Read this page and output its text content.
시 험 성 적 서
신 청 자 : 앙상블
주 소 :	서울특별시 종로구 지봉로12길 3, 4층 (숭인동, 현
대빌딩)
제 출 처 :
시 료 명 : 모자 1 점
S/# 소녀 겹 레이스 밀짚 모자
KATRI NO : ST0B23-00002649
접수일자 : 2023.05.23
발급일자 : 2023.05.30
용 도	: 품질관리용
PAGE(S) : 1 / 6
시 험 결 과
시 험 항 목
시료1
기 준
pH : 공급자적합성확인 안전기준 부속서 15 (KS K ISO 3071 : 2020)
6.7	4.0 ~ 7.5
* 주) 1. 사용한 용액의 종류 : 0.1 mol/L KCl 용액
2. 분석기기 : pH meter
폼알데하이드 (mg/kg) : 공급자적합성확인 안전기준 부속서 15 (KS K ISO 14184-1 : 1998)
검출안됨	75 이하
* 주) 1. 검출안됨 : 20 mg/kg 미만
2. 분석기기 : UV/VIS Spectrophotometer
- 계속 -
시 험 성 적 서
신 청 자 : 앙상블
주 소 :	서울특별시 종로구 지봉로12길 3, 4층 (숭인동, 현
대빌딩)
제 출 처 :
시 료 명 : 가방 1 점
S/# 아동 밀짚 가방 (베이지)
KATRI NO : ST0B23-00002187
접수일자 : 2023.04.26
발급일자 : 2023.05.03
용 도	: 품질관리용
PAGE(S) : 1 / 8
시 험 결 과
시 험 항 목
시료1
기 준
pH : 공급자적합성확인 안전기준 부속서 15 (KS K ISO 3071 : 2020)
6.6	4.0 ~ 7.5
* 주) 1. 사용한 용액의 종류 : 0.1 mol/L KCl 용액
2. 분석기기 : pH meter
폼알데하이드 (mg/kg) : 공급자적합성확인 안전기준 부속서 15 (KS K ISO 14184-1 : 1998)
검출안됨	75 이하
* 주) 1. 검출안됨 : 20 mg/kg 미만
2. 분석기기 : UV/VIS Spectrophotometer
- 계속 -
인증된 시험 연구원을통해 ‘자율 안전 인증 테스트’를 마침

┄┄┄┄┄┄

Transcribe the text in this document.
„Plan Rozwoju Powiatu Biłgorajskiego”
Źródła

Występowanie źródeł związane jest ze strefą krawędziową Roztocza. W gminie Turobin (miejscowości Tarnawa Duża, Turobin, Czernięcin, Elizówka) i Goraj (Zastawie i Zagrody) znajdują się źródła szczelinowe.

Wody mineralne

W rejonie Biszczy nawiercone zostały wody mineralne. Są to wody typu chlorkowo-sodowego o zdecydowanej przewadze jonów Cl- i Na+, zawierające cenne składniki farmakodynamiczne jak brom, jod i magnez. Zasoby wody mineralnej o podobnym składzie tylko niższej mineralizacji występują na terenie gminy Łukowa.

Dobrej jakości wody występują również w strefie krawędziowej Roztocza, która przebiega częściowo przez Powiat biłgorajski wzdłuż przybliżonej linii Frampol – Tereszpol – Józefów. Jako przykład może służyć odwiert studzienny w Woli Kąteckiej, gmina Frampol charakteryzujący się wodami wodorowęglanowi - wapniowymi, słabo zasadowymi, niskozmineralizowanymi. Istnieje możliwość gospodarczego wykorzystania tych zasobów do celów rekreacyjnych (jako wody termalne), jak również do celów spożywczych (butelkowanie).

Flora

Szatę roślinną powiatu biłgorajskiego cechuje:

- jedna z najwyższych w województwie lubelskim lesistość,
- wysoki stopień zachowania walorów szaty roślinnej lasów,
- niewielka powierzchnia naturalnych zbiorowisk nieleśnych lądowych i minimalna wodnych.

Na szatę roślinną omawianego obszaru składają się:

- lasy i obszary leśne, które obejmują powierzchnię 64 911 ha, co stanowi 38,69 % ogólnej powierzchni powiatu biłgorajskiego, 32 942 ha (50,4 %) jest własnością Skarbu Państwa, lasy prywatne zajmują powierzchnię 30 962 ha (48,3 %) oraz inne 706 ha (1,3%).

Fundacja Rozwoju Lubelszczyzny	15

┄┄┄┄┄┄

### Your instructions
Go through the material above and copy each line that has the word "text".

### Reply to the exercise
Read this page and output its text content.
Transcribe the text in this document.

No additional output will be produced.